> **Set exercise**
The records that follow should be retyped word for word.

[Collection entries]
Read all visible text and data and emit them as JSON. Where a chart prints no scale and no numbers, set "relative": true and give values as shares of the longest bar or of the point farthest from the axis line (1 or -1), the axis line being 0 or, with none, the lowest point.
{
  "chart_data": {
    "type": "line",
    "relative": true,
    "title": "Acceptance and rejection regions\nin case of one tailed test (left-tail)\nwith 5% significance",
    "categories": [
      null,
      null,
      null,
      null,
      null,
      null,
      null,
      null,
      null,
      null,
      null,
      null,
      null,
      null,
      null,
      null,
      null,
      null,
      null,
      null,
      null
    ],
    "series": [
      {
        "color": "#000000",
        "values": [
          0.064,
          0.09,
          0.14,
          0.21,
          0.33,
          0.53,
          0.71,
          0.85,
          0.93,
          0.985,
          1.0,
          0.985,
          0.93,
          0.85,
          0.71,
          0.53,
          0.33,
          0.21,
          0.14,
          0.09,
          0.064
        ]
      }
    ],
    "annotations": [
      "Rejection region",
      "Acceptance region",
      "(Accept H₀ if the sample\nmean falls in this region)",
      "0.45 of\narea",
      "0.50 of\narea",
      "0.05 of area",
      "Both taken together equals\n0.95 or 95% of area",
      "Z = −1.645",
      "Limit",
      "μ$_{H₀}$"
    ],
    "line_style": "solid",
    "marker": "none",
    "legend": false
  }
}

> **Written response**
Read all visible text and data and emit them as JSON. Where a chart prints no scale and no numbers, set "relative": true and give values as shares of the longest bar or of the point farthest from the axis line (1 or -1), the axis line being 0 or, with none, the lowest point.
{
  "chart_data": {
    "type": "line",
    "relative": true,
    "title": "Acceptance and rejection regions\nin case of one tailed test (left-tail)\nwith 5% significance",
    "categories": [
      null,
      null,
      null,
      null,
      null,
      null,
      null,
      null,
      null,
      null,
      null,
      null,
      null,
      null,
      null,
      null,
      null,
      null,
      null,
      null,
      null
    ],
    "series": [
      {
        "color": "#000000",
        "values": [
          0.064,
          0.09,
          0.14,
          0.21,
          0.33,
          0.53,
          0.71,
          0.85,
          0.93,
          0.985,
          1.0,
          0.985,
          0.93,
          0.85,
          0.71,
          0.53,
          0.33,
          0.21,
          0.14,
          0.09,
          0.064
        ]
      }
    ],
    "annotations": [
      "Rejection region",
      "Acceptance region",
      "(Accept H₀ if the sample\nmean falls in this region)",
      "0.45 of\narea",
      "0.50 of\narea",
      "0.05 of area",
      "Both taken together equals\n0.95 or 95% of area",
      "Z = −1.645",
      "Limit",
      "μ$_{H₀}$"
    ],
    "line_style": "solid",
    "marker": "none",
    "legend": false
  }
}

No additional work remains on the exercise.